Problem requirements →
For each line below that contains the string "topspin", copy that line.

Material for the task →
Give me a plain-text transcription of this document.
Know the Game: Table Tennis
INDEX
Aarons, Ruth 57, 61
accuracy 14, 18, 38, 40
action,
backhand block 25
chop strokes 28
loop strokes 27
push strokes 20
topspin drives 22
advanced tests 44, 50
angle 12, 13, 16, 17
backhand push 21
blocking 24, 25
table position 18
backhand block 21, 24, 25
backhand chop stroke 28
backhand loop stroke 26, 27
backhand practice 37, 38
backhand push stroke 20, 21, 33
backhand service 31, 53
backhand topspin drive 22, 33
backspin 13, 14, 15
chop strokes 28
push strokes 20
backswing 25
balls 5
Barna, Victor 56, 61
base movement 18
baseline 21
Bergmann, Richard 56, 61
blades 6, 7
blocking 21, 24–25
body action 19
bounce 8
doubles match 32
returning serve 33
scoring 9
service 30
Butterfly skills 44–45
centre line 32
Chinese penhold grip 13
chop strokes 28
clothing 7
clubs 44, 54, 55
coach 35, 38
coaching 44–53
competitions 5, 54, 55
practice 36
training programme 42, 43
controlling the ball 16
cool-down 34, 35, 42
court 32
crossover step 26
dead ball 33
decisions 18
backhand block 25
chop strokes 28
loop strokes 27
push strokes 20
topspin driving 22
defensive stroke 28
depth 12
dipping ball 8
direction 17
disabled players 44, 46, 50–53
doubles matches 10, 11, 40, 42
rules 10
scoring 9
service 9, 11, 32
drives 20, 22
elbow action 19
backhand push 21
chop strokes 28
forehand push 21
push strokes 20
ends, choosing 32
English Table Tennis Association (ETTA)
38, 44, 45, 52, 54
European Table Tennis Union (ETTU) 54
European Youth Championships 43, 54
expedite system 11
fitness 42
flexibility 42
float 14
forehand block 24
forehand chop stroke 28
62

Written answer →
topspin drives 22
backhand topspin drive 22, 33
topspin driving 22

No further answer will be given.